*Data shown*.
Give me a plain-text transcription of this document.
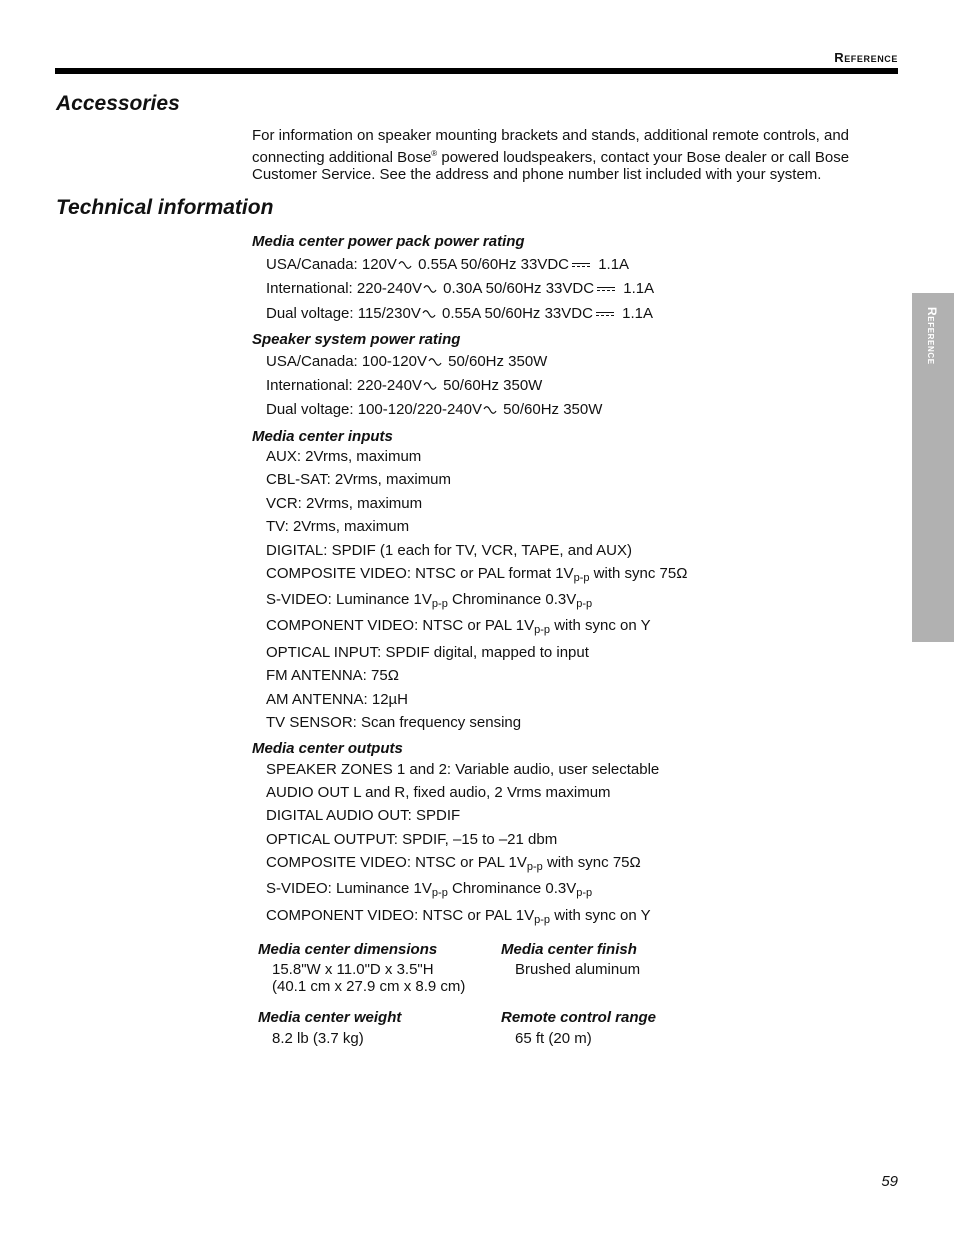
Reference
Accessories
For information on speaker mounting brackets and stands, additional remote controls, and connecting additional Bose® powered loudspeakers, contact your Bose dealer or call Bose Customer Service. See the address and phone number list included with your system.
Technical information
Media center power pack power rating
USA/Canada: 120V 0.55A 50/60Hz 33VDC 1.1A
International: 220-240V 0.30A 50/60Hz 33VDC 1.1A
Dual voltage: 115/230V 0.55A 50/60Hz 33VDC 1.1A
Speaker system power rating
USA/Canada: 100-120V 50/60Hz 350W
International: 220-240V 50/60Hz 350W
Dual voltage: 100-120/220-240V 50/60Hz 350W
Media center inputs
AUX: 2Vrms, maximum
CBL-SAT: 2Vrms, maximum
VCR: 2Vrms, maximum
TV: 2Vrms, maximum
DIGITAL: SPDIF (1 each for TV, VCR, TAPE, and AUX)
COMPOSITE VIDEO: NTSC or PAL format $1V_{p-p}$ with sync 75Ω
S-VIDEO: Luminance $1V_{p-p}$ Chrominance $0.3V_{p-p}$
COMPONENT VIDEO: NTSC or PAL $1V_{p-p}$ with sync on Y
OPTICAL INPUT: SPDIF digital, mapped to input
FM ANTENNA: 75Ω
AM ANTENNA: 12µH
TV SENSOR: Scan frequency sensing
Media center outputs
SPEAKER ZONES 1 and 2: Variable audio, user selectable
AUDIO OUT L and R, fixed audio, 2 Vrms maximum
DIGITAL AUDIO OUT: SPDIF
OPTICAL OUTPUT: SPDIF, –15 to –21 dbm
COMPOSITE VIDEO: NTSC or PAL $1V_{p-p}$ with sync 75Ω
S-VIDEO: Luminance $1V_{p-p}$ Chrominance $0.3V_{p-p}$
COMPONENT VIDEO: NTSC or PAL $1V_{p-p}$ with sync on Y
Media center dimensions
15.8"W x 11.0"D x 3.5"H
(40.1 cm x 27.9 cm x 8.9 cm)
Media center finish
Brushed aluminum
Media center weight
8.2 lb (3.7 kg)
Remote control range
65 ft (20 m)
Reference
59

==

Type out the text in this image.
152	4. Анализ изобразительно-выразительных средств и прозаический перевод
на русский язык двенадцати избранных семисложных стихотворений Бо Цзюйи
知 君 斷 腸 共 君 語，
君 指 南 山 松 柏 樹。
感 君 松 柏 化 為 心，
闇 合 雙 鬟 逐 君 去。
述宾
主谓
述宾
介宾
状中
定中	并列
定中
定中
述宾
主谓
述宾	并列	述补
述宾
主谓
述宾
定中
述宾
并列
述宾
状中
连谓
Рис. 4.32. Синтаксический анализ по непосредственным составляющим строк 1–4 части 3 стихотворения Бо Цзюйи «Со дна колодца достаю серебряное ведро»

*Objective*.
Pull every line containing "rating" from the material above.

*Exercise result*.
Media center power pack power rating
Speaker system power rating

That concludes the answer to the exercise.